(Stored data)

+--

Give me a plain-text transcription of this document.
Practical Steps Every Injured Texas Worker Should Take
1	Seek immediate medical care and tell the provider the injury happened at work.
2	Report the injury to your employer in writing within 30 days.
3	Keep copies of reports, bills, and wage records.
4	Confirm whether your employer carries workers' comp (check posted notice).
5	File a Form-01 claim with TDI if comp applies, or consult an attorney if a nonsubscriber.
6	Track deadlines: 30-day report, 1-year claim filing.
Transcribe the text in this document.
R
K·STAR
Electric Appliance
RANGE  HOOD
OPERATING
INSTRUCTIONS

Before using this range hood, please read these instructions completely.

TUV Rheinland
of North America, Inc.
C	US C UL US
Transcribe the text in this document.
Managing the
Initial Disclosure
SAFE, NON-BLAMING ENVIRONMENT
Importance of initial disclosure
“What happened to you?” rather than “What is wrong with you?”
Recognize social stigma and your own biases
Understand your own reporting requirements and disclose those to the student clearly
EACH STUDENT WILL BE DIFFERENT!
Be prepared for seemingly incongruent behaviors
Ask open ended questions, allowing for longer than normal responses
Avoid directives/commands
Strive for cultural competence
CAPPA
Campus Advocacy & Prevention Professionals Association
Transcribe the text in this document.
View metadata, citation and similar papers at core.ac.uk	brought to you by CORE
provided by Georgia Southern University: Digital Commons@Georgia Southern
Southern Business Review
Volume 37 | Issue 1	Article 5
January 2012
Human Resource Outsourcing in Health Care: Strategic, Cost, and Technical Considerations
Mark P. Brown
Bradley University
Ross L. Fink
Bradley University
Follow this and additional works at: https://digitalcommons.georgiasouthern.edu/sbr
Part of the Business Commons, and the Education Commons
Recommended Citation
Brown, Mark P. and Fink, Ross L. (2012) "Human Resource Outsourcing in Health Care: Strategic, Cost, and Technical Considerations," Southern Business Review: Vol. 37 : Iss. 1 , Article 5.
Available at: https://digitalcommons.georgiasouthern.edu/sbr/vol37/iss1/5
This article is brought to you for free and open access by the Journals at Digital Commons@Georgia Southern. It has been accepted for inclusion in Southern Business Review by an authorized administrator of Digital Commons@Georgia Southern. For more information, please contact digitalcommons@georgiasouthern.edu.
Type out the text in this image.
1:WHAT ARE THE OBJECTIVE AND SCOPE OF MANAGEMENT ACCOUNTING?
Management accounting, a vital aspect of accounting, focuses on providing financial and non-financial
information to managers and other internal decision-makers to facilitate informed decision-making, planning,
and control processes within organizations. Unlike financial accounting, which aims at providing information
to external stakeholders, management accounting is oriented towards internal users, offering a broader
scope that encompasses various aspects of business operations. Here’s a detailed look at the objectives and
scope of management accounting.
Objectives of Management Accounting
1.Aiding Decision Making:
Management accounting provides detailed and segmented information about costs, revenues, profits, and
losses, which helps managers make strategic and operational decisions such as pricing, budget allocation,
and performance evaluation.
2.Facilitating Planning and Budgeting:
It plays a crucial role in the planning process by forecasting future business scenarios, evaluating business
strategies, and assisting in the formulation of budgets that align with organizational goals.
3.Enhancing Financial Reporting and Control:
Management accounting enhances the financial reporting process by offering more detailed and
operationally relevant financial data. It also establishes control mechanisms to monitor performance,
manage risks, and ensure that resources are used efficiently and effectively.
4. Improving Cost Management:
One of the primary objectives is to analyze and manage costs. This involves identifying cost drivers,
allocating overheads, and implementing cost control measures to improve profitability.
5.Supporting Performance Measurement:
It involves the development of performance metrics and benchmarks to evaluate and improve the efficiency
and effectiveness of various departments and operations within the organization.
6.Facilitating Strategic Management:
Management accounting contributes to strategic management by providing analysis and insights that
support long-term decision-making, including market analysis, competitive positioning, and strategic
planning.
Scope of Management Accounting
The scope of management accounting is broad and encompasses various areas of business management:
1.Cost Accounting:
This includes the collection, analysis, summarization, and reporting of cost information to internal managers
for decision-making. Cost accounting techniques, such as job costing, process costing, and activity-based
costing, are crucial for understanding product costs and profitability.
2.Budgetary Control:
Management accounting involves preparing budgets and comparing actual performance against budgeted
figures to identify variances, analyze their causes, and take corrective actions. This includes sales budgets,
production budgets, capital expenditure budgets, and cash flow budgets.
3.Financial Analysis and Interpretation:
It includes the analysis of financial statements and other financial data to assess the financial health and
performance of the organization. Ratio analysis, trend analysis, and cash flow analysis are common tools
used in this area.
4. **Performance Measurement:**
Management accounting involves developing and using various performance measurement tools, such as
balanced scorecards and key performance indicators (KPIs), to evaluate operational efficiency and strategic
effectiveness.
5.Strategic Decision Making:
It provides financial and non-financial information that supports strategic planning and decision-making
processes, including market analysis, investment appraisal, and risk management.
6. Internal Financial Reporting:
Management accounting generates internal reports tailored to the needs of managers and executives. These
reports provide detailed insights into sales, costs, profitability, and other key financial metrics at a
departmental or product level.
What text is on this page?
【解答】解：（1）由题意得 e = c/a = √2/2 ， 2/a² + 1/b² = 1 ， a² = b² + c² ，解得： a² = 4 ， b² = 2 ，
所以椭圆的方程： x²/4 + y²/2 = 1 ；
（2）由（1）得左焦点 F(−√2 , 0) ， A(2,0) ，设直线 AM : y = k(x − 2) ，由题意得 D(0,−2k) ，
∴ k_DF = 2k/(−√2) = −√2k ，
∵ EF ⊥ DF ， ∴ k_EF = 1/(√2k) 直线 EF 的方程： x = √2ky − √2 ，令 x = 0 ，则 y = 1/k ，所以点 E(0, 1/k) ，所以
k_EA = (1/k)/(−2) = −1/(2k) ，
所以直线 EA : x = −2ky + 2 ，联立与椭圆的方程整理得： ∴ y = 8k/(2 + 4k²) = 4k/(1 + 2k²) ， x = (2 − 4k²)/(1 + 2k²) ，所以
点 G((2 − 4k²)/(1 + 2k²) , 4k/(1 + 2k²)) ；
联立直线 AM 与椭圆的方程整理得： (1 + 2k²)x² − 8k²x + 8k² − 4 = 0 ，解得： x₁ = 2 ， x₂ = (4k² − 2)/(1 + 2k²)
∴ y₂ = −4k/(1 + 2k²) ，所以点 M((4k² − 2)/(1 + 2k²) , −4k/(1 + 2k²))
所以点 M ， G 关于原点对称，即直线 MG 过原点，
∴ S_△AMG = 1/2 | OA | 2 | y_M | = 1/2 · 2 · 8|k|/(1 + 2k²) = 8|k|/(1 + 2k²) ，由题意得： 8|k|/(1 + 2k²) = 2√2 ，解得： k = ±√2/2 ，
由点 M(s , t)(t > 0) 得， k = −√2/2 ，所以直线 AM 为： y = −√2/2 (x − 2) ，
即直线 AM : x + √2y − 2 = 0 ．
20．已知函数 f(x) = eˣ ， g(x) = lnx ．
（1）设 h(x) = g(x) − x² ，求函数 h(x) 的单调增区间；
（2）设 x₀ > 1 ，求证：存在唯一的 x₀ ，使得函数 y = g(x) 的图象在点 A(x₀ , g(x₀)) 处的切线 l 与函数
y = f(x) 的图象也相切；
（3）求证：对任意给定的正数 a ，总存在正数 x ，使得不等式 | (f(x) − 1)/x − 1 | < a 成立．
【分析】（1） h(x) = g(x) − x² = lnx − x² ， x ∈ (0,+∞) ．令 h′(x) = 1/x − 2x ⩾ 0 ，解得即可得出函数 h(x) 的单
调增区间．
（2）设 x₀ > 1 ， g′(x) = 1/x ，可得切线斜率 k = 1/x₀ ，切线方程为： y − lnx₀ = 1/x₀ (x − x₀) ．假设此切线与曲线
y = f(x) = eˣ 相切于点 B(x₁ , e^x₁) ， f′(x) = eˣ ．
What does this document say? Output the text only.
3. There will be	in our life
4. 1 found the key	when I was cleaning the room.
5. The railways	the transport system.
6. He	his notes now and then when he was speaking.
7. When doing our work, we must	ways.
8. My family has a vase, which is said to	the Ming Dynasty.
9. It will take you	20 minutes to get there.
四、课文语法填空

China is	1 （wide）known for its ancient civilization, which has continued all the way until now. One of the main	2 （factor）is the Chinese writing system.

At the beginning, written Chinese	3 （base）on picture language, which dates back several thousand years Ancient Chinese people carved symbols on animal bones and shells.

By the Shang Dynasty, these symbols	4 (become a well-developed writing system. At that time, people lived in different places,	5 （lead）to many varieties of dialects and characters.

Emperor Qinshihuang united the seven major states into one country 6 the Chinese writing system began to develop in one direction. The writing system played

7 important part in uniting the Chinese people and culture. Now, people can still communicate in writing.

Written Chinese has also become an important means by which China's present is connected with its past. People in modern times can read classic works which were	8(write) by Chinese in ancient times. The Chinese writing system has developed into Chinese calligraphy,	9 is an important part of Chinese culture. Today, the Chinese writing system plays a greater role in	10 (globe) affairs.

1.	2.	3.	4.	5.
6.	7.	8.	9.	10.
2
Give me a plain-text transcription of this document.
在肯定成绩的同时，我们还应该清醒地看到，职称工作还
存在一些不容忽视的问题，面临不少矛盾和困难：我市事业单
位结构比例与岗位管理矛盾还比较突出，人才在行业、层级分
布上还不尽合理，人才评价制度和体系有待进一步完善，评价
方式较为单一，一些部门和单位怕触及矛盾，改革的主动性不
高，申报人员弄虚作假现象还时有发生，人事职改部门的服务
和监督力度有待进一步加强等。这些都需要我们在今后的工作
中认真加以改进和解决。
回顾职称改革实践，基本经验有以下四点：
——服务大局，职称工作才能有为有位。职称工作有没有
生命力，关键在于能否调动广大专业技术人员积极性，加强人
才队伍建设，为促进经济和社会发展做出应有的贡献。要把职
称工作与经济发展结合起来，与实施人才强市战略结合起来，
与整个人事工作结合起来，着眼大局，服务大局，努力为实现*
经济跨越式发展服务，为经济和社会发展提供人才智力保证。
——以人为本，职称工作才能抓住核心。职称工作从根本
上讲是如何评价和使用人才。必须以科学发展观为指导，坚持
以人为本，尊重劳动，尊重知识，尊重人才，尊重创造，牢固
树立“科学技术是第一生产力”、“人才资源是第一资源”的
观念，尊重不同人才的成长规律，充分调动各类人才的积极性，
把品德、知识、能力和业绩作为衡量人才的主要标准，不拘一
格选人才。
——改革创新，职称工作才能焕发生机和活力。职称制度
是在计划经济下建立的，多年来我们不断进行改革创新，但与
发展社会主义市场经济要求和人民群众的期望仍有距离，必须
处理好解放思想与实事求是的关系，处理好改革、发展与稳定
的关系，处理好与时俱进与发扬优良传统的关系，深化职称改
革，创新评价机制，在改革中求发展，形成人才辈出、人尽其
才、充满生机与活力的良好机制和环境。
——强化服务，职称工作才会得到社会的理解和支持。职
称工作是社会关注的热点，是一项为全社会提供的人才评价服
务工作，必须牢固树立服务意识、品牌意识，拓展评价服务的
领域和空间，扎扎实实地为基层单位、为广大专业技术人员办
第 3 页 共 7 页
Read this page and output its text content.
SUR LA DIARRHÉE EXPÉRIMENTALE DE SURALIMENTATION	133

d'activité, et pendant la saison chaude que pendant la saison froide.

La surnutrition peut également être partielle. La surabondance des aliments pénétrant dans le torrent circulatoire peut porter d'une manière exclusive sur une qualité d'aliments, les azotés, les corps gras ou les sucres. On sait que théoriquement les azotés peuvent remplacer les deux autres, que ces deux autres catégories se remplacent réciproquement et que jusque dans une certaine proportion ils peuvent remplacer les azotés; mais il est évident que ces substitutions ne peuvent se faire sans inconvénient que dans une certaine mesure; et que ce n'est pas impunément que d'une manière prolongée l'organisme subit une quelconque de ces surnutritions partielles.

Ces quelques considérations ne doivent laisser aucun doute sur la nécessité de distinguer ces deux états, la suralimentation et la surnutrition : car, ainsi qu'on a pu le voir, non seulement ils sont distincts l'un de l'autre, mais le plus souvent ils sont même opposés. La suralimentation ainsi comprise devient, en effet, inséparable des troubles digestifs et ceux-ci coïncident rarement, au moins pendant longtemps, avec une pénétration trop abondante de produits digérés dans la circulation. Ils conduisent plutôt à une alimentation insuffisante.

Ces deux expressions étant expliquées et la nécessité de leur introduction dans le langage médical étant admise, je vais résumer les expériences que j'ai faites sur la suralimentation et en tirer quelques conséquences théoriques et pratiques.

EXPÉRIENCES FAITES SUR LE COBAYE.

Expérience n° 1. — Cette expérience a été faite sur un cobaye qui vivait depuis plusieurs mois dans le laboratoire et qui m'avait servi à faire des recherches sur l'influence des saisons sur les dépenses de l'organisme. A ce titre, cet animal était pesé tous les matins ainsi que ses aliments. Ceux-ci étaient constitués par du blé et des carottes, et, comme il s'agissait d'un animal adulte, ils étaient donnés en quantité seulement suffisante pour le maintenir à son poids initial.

+--

Find the lines containing "digitalcommons" and pull them out.

Follow this and additional works at: https://digitalcommons.georgiasouthern.edu/sbr
Available at: https://digitalcommons.georgiasouthern.edu/sbr/vol37/iss1/5
This article is brought to you for free and open access by the Journals at Digital Commons@Georgia Southern. It has been accepted for inclusion in Southern Business Review by an authorized administrator of Digital Commons@Georgia Southern. For more information, please contact digitalcommons@georgiasouthern.edu.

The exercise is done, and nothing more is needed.